--- BEGIN Data listing ---

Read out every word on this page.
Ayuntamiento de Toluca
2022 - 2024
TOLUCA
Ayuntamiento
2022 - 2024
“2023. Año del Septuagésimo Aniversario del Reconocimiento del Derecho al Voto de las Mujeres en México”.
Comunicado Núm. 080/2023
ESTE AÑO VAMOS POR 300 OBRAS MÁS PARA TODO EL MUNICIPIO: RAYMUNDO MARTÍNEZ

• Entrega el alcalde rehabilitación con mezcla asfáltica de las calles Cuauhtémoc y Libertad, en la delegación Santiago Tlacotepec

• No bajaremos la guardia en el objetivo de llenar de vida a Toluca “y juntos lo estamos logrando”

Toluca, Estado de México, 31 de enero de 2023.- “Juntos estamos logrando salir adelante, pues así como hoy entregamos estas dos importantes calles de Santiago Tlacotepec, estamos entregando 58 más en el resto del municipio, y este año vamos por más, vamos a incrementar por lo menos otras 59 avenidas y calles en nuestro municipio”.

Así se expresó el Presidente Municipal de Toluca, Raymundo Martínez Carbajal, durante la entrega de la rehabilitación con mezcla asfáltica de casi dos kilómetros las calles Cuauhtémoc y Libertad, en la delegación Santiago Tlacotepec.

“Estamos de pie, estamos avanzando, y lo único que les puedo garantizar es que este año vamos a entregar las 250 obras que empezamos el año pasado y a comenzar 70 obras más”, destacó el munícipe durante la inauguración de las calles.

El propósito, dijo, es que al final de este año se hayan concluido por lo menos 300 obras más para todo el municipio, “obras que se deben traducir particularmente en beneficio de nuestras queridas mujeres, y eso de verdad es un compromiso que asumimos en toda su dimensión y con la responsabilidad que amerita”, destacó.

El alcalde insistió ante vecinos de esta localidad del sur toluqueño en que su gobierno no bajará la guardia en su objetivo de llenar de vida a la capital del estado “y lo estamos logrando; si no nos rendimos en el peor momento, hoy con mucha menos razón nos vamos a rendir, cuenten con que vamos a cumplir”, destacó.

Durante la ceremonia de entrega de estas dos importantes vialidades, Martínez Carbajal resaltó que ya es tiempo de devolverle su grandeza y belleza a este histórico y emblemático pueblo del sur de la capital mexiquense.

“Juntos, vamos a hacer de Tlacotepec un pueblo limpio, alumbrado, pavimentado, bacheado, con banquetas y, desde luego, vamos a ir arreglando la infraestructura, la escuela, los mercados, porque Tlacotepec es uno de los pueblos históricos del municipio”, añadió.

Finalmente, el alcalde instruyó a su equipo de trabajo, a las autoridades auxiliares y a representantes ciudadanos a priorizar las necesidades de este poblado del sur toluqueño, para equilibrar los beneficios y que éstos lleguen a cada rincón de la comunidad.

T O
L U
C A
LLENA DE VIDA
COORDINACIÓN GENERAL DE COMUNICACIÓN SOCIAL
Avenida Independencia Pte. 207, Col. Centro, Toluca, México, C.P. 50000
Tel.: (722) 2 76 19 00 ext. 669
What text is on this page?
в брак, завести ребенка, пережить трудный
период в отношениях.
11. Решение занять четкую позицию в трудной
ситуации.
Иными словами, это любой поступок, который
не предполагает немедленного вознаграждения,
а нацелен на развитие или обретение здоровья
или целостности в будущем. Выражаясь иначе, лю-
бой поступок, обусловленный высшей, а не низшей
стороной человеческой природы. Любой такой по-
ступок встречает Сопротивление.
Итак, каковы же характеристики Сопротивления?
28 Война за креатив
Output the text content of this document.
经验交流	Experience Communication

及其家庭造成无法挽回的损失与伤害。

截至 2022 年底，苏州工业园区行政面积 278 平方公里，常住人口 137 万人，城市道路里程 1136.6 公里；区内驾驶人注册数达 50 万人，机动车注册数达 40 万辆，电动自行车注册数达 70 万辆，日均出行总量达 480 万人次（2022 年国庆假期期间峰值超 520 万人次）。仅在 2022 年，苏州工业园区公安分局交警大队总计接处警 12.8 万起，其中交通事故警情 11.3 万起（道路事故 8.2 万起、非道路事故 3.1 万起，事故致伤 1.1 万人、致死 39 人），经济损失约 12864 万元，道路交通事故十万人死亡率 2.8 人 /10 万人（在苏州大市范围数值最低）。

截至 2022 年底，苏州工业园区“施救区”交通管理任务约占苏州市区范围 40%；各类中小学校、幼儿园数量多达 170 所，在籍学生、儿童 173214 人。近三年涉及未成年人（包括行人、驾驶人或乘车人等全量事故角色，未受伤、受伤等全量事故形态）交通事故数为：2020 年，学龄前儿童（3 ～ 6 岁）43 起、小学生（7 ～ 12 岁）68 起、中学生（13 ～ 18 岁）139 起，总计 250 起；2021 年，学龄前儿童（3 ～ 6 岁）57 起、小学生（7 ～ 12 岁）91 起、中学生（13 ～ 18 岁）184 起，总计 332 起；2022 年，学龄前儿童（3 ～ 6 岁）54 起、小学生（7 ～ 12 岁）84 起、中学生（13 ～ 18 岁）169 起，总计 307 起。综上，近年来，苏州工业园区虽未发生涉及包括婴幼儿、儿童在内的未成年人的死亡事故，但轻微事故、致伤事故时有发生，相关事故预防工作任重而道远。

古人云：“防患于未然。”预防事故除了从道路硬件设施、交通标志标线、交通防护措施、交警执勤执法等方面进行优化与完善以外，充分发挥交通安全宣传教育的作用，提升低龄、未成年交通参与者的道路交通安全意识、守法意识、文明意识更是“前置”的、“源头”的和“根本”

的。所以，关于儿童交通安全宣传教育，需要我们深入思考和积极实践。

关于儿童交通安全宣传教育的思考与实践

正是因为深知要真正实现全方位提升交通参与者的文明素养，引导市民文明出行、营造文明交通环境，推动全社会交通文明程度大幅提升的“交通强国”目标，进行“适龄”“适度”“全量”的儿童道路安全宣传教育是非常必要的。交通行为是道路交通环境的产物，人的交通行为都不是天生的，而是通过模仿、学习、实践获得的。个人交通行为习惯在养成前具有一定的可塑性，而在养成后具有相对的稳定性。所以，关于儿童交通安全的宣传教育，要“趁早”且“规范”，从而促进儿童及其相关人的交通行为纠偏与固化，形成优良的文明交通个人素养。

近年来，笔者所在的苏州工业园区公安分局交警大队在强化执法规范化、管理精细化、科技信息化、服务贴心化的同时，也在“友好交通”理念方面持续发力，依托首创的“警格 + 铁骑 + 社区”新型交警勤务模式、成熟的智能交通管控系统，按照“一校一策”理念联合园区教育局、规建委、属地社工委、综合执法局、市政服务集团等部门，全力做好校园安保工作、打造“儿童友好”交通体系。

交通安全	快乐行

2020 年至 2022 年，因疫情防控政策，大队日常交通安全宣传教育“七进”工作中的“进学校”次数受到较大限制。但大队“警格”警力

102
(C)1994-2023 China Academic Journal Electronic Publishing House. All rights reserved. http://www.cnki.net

--- END Data listing ---

What is being asked: Every line above should be printed again exactly as it stands.

Reply:
Read out every word on this page.
Ayuntamiento de Toluca
2022 - 2024
TOLUCA
Ayuntamiento
2022 - 2024
“2023. Año del Septuagésimo Aniversario del Reconocimiento del Derecho al Voto de las Mujeres en México”.
Comunicado Núm. 080/2023
ESTE AÑO VAMOS POR 300 OBRAS MÁS PARA TODO EL MUNICIPIO: RAYMUNDO MARTÍNEZ

• Entrega el alcalde rehabilitación con mezcla asfáltica de las calles Cuauhtémoc y Libertad, en la delegación Santiago Tlacotepec

• No bajaremos la guardia en el objetivo de llenar de vida a Toluca “y juntos lo estamos logrando”

Toluca, Estado de México, 31 de enero de 2023.- “Juntos estamos logrando salir adelante, pues así como hoy entregamos estas dos importantes calles de Santiago Tlacotepec, estamos entregando 58 más en el resto del municipio, y este año vamos por más, vamos a incrementar por lo menos otras 59 avenidas y calles en nuestro municipio”.

Así se expresó el Presidente Municipal de Toluca, Raymundo Martínez Carbajal, durante la entrega de la rehabilitación con mezcla asfáltica de casi dos kilómetros las calles Cuauhtémoc y Libertad, en la delegación Santiago Tlacotepec.

“Estamos de pie, estamos avanzando, y lo único que les puedo garantizar es que este año vamos a entregar las 250 obras que empezamos el año pasado y a comenzar 70 obras más”, destacó el munícipe durante la inauguración de las calles.

El propósito, dijo, es que al final de este año se hayan concluido por lo menos 300 obras más para todo el municipio, “obras que se deben traducir particularmente en beneficio de nuestras queridas mujeres, y eso de verdad es un compromiso que asumimos en toda su dimensión y con la responsabilidad que amerita”, destacó.

El alcalde insistió ante vecinos de esta localidad del sur toluqueño en que su gobierno no bajará la guardia en su objetivo de llenar de vida a la capital del estado “y lo estamos logrando; si no nos rendimos en el peor momento, hoy con mucha menos razón nos vamos a rendir, cuenten con que vamos a cumplir”, destacó.

Durante la ceremonia de entrega de estas dos importantes vialidades, Martínez Carbajal resaltó que ya es tiempo de devolverle su grandeza y belleza a este histórico y emblemático pueblo del sur de la capital mexiquense.

“Juntos, vamos a hacer de Tlacotepec un pueblo limpio, alumbrado, pavimentado, bacheado, con banquetas y, desde luego, vamos a ir arreglando la infraestructura, la escuela, los mercados, porque Tlacotepec es uno de los pueblos históricos del municipio”, añadió.

Finalmente, el alcalde instruyó a su equipo de trabajo, a las autoridades auxiliares y a representantes ciudadanos a priorizar las necesidades de este poblado del sur toluqueño, para equilibrar los beneficios y que éstos lleguen a cada rincón de la comunidad.

T O
L U
C A
LLENA DE VIDA
COORDINACIÓN GENERAL DE COMUNICACIÓN SOCIAL
Avenida Independencia Pte. 207, Col. Centro, Toluca, México, C.P. 50000
Tel.: (722) 2 76 19 00 ext. 669
What text is on this page?
в брак, завести ребенка, пережить трудный
период в отношениях.
11. Решение занять четкую позицию в трудной
ситуации.
Иными словами, это любой поступок, который
не предполагает немедленного вознаграждения,
а нацелен на развитие или обретение здоровья
или целостности в будущем. Выражаясь иначе, лю-
бой поступок, обусловленный высшей, а не низшей
стороной человеческой природы. Любой такой по-
ступок встречает Сопротивление.
Итак, каковы же характеристики Сопротивления?
28 Война за креатив
Output the text content of this document.
经验交流	Experience Communication

及其家庭造成无法挽回的损失与伤害。

截至 2022 年底，苏州工业园区行政面积 278 平方公里，常住人口 137 万人，城市道路里程 1136.6 公里；区内驾驶人注册数达 50 万人，机动车注册数达 40 万辆，电动自行车注册数达 70 万辆，日均出行总量达 480 万人次（2022 年国庆假期期间峰值超 520 万人次）。仅在 2022 年，苏州工业园区公安分局交警大队总计接处警 12.8 万起，其中交通事故警情 11.3 万起（道路事故 8.2 万起、非道路事故 3.1 万起，事故致伤 1.1 万人、致死 39 人），经济损失约 12864 万元，道路交通事故十万人死亡率 2.8 人 /10 万人（在苏州大市范围数值最低）。

截至 2022 年底，苏州工业园区“施救区”交通管理任务约占苏州市区范围 40%；各类中小学校、幼儿园数量多达 170 所，在籍学生、儿童 173214 人。近三年涉及未成年人（包括行人、驾驶人或乘车人等全量事故角色，未受伤、受伤等全量事故形态）交通事故数为：2020 年，学龄前儿童（3 ～ 6 岁）43 起、小学生（7 ～ 12 岁）68 起、中学生（13 ～ 18 岁）139 起，总计 250 起；2021 年，学龄前儿童（3 ～ 6 岁）57 起、小学生（7 ～ 12 岁）91 起、中学生（13 ～ 18 岁）184 起，总计 332 起；2022 年，学龄前儿童（3 ～ 6 岁）54 起、小学生（7 ～ 12 岁）84 起、中学生（13 ～ 18 岁）169 起，总计 307 起。综上，近年来，苏州工业园区虽未发生涉及包括婴幼儿、儿童在内的未成年人的死亡事故，但轻微事故、致伤事故时有发生，相关事故预防工作任重而道远。

古人云：“防患于未然。”预防事故除了从道路硬件设施、交通标志标线、交通防护措施、交警执勤执法等方面进行优化与完善以外，充分发挥交通安全宣传教育的作用，提升低龄、未成年交通参与者的道路交通安全意识、守法意识、文明意识更是“前置”的、“源头”的和“根本”

的。所以，关于儿童交通安全宣传教育，需要我们深入思考和积极实践。

关于儿童交通安全宣传教育的思考与实践

正是因为深知要真正实现全方位提升交通参与者的文明素养，引导市民文明出行、营造文明交通环境，推动全社会交通文明程度大幅提升的“交通强国”目标，进行“适龄”“适度”“全量”的儿童道路安全宣传教育是非常必要的。交通行为是道路交通环境的产物，人的交通行为都不是天生的，而是通过模仿、学习、实践获得的。个人交通行为习惯在养成前具有一定的可塑性，而在养成后具有相对的稳定性。所以，关于儿童交通安全的宣传教育，要“趁早”且“规范”，从而促进儿童及其相关人的交通行为纠偏与固化，形成优良的文明交通个人素养。

近年来，笔者所在的苏州工业园区公安分局交警大队在强化执法规范化、管理精细化、科技信息化、服务贴心化的同时，也在“友好交通”理念方面持续发力，依托首创的“警格 + 铁骑 + 社区”新型交警勤务模式、成熟的智能交通管控系统，按照“一校一策”理念联合园区教育局、规建委、属地社工委、综合执法局、市政服务集团等部门，全力做好校园安保工作、打造“儿童友好”交通体系。

交通安全	快乐行

2020 年至 2022 年，因疫情防控政策，大队日常交通安全宣传教育“七进”工作中的“进学校”次数受到较大限制。但大队“警格”警力

102
(C)1994-2023 China Academic Journal Electronic Publishing House. All rights reserved. http://www.cnki.net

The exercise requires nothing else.